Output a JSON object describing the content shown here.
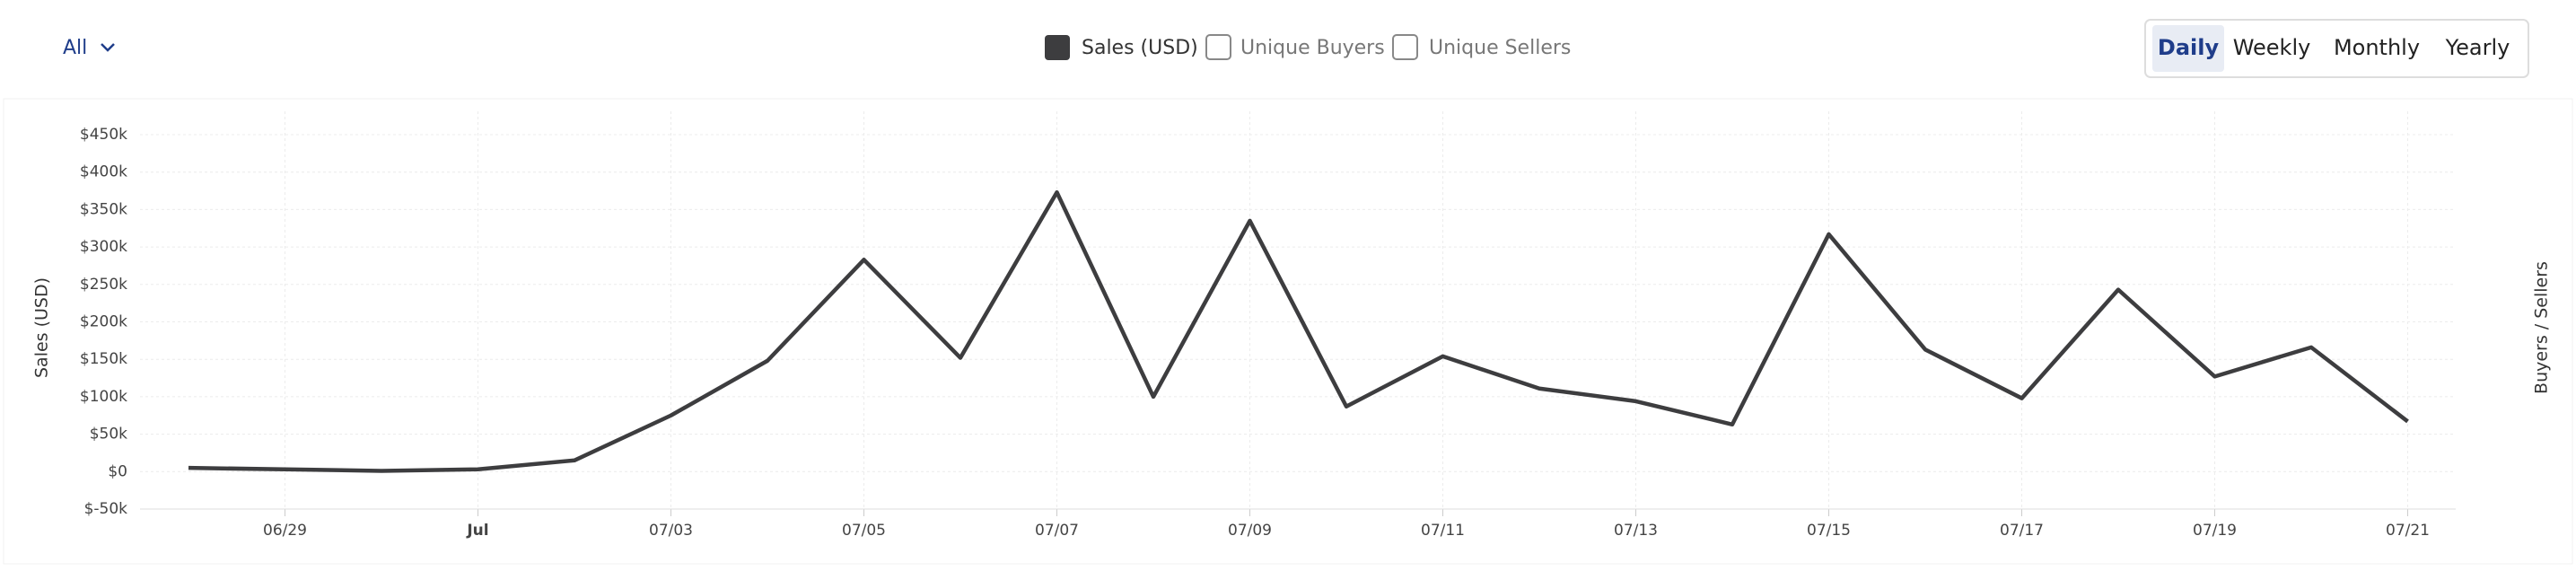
{
  "controls": {
    "filter": "All",
    "toggles": [
      "Unique Buyers",
      "Unique Sellers"
    ],
    "periods": [
      "Daily",
      "Weekly",
      "Monthly",
      "Yearly"
    ],
    "active_period": "Daily"
  },
  "chart_data": {
    "type": "line",
    "ylabel": "Sales (USD)",
    "y2label": "Buyers / Sellers",
    "categories": [
      null,
      "06/29",
      null,
      "Jul",
      null,
      "07/03",
      null,
      "07/05",
      null,
      "07/07",
      null,
      "07/09",
      null,
      "07/11",
      null,
      "07/13",
      null,
      "07/15",
      null,
      "07/17",
      null,
      "07/19",
      null,
      "07/21"
    ],
    "series": [
      {
        "name": "Sales (USD)",
        "color": "#3d3d3f",
        "values": [
          5000,
          3000,
          1000,
          3000,
          15000,
          75000,
          148000,
          283000,
          152000,
          373000,
          100000,
          335000,
          87000,
          154000,
          111000,
          94000,
          63000,
          317000,
          163000,
          98000,
          243000,
          127000,
          166000,
          67000
        ]
      }
    ],
    "ylim": [
      -50000,
      450000
    ],
    "yticks": [
      {
        "value": -50000,
        "label": "$-50k"
      },
      {
        "value": 0,
        "label": "$0"
      },
      {
        "value": 50000,
        "label": "$50k"
      },
      {
        "value": 100000,
        "label": "$100k"
      },
      {
        "value": 150000,
        "label": "$150k"
      },
      {
        "value": 200000,
        "label": "$200k"
      },
      {
        "value": 250000,
        "label": "$250k"
      },
      {
        "value": 300000,
        "label": "$300k"
      },
      {
        "value": 350000,
        "label": "$350k"
      },
      {
        "value": 400000,
        "label": "$400k"
      },
      {
        "value": 450000,
        "label": "$450k"
      }
    ],
    "grid": true
  }
}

● **SHORT PROBLEM**:
Pictures stay out of the copy; please restate every record above exactly.

● **FULL ANSWER**:
Output a JSON object describing the content shown here.
{
  "controls": {
    "filter": "All",
    "toggles": [
      "Unique Buyers",
      "Unique Sellers"
    ],
    "periods": [
      "Daily",
      "Weekly",
      "Monthly",
      "Yearly"
    ],
    "active_period": "Daily"
  },
  "chart_data": {
    "type": "line",
    "ylabel": "Sales (USD)",
    "y2label": "Buyers / Sellers",
    "categories": [
      null,
      "06/29",
      null,
      "Jul",
      null,
      "07/03",
      null,
      "07/05",
      null,
      "07/07",
      null,
      "07/09",
      null,
      "07/11",
      null,
      "07/13",
      null,
      "07/15",
      null,
      "07/17",
      null,
      "07/19",
      null,
      "07/21"
    ],
    "series": [
      {
        "name": "Sales (USD)",
        "color": "#3d3d3f",
        "values": [
          5000,
          3000,
          1000,
          3000,
          15000,
          75000,
          148000,
          283000,
          152000,
          373000,
          100000,
          335000,
          87000,
          154000,
          111000,
          94000,
          63000,
          317000,
          163000,
          98000,
          243000,
          127000,
          166000,
          67000
        ]
      }
    ],
    "ylim": [
      -50000,
      450000
    ],
    "yticks": [
      {
        "value": -50000,
        "label": "$-50k"
      },
      {
        "value": 0,
        "label": "$0"
      },
      {
        "value": 50000,
        "label": "$50k"
      },
      {
        "value": 100000,
        "label": "$100k"
      },
      {
        "value": 150000,
        "label": "$150k"
      },
      {
        "value": 200000,
        "label": "$200k"
      },
      {
        "value": 250000,
        "label": "$250k"
      },
      {
        "value": 300000,
        "label": "$300k"
      },
      {
        "value": 350000,
        "label": "$350k"
      },
      {
        "value": 400000,
        "label": "$400k"
      },
      {
        "value": 450000,
        "label": "$450k"
      }
    ],
    "grid": true
  }
}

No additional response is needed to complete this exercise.